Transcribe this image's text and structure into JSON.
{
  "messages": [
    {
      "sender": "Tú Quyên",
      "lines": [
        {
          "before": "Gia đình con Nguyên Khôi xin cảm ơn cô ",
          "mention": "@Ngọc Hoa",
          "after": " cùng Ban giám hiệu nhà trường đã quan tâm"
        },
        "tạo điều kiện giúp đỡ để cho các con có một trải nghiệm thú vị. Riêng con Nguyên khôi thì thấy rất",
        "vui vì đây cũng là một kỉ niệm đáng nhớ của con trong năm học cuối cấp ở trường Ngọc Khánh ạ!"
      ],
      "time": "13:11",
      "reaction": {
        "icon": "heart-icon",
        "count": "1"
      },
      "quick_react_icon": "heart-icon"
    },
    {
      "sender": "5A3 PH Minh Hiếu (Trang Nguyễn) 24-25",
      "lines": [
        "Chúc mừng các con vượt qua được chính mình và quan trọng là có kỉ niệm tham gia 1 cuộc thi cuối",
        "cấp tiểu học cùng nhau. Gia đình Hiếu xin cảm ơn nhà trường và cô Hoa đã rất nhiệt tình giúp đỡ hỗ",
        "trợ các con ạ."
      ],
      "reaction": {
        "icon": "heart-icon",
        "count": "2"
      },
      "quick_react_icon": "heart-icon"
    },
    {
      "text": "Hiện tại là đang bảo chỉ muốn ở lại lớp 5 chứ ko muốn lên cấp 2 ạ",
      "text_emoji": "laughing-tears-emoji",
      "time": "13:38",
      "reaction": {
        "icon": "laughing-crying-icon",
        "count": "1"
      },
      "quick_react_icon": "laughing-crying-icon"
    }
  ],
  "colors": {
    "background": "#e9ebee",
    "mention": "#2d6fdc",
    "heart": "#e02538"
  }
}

──────

# WRITTEN PROBLEM:
Take every line above carrying "cuối" and return it.

# RESULT OF THE TASK:
        "vui vì đây cũng là một kỉ niệm đáng nhớ của con trong năm học cuối cấp ở trường Ngọc Khánh ạ!"
        "Chúc mừng các con vượt qua được chính mình và quan trọng là có kỉ niệm tham gia 1 cuộc thi cuối",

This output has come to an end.